● Exercise aim:
Provide an exact transcription of all the records.

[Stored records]
=====
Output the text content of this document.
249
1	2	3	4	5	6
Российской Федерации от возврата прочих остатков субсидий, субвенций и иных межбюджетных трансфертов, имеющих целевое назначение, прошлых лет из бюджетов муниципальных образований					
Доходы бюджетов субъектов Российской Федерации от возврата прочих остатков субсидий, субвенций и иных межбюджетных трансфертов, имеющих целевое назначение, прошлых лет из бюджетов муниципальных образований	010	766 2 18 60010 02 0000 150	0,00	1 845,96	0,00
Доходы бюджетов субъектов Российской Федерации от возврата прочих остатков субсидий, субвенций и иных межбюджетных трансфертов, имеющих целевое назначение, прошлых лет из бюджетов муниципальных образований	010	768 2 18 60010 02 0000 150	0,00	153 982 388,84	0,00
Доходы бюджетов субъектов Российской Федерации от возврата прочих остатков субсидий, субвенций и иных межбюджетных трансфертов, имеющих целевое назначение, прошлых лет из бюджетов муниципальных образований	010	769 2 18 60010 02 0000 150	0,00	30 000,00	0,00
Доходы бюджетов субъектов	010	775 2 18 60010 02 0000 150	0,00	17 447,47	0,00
=====
● Exercise solution:
Output the text content of this document.
249
1	2	3	4	5	6
Российской Федерации от возврата прочих остатков субсидий, субвенций и иных межбюджетных трансфертов, имеющих целевое назначение, прошлых лет из бюджетов муниципальных образований					
Доходы бюджетов субъектов Российской Федерации от возврата прочих остатков субсидий, субвенций и иных межбюджетных трансфертов, имеющих целевое назначение, прошлых лет из бюджетов муниципальных образований	010	766 2 18 60010 02 0000 150	0,00	1 845,96	0,00
Доходы бюджетов субъектов Российской Федерации от возврата прочих остатков субсидий, субвенций и иных межбюджетных трансфертов, имеющих целевое назначение, прошлых лет из бюджетов муниципальных образований	010	768 2 18 60010 02 0000 150	0,00	153 982 388,84	0,00
Доходы бюджетов субъектов Российской Федерации от возврата прочих остатков субсидий, субвенций и иных межбюджетных трансфертов, имеющих целевое назначение, прошлых лет из бюджетов муниципальных образований	010	769 2 18 60010 02 0000 150	0,00	30 000,00	0,00
Доходы бюджетов субъектов	010	775 2 18 60010 02 0000 150	0,00	17 447,47	0,00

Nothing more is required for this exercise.